>> Begin Dataset excerpts

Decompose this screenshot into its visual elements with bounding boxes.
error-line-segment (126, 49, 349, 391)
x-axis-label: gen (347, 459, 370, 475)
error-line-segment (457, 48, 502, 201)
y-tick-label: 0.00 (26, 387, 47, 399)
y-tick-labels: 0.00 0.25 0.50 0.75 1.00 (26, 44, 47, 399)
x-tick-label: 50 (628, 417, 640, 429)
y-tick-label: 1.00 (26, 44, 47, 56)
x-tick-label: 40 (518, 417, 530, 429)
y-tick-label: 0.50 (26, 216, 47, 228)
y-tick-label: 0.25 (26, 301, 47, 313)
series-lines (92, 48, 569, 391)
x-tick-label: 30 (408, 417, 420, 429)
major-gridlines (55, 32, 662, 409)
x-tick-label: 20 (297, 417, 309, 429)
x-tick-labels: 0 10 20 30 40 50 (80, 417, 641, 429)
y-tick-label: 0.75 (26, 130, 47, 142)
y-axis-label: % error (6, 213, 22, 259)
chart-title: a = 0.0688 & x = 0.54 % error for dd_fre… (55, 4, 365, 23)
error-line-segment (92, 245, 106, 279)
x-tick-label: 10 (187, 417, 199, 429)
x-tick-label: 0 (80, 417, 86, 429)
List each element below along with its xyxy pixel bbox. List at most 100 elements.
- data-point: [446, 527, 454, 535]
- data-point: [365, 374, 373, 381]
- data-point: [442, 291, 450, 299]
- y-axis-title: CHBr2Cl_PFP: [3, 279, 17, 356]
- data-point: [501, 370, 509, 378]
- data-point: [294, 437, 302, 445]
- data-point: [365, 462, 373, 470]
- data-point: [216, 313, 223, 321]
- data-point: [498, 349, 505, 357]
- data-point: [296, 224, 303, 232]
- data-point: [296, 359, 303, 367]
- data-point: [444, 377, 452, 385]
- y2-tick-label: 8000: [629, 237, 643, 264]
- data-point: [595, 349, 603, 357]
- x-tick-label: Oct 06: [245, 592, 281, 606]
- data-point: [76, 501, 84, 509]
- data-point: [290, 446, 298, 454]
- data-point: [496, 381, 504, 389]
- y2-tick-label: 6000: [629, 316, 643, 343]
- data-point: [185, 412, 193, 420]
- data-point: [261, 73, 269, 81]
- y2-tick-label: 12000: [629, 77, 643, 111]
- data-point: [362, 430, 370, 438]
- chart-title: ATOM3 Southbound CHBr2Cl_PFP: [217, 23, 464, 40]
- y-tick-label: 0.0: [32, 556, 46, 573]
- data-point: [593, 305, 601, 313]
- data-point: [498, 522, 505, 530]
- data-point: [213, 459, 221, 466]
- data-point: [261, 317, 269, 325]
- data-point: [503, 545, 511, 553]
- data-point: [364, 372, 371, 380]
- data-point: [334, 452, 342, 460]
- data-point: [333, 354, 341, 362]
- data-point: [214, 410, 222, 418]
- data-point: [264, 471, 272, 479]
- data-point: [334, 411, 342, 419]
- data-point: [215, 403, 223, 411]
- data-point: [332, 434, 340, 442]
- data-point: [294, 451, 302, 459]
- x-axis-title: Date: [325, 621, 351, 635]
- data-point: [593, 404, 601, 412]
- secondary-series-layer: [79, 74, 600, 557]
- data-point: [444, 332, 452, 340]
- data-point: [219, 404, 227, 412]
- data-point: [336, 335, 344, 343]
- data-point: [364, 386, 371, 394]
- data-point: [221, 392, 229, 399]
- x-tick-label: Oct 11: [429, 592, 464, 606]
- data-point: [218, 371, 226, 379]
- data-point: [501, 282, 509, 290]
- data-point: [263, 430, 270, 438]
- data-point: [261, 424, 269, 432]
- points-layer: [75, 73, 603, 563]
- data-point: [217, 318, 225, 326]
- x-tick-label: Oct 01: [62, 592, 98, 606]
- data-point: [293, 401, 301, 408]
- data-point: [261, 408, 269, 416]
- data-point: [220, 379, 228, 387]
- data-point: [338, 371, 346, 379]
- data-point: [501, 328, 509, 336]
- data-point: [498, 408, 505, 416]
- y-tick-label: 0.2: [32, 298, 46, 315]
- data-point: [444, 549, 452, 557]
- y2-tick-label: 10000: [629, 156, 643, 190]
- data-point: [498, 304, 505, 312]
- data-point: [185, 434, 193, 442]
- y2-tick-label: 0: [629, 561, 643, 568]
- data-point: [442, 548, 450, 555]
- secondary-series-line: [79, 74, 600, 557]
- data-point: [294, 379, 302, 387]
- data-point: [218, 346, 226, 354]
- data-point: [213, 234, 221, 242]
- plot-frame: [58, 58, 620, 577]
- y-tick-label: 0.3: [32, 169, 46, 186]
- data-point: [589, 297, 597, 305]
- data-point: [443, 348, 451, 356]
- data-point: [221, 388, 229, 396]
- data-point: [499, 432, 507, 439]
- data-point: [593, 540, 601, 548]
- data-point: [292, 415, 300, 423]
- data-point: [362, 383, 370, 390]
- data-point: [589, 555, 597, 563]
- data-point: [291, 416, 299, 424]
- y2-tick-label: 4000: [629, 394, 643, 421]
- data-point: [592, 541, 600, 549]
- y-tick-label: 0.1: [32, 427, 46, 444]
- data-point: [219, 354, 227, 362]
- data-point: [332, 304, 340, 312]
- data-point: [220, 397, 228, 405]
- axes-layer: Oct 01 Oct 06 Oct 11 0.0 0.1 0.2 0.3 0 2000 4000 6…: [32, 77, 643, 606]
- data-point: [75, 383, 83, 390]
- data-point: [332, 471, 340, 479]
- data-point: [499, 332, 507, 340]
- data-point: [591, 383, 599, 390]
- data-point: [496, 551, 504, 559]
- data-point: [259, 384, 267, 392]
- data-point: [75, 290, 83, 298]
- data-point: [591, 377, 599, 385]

>> End Dataset excerpts

**Set exercise:** Copy the items from their start through the line containing "x-tick-label: 10 (187, 417, 199, 429)", swapping "error-line-segment" for "error-segment" and leaving everything else as it is.

**Result below:**
Decompose this screenshot into its visual elements with bounding boxes.
error-segment (126, 49, 349, 391)
x-axis-label: gen (347, 459, 370, 475)
error-segment (457, 48, 502, 201)
y-tick-label: 0.00 (26, 387, 47, 399)
y-tick-labels: 0.00 0.25 0.50 0.75 1.00 (26, 44, 47, 399)
x-tick-label: 50 (628, 417, 640, 429)
y-tick-label: 1.00 (26, 44, 47, 56)
x-tick-label: 40 (518, 417, 530, 429)
y-tick-label: 0.50 (26, 216, 47, 228)
y-tick-label: 0.25 (26, 301, 47, 313)
series-lines (92, 48, 569, 391)
x-tick-label: 30 (408, 417, 420, 429)
major-gridlines (55, 32, 662, 409)
x-tick-label: 20 (297, 417, 309, 429)
x-tick-labels: 0 10 20 30 40 50 (80, 417, 641, 429)
y-tick-label: 0.75 (26, 130, 47, 142)
y-axis-label: % error (6, 213, 22, 259)
chart-title: a = 0.0688 & x = 0.54 % error for dd_fre… (55, 4, 365, 23)
error-segment (92, 245, 106, 279)
x-tick-label: 10 (187, 417, 199, 429)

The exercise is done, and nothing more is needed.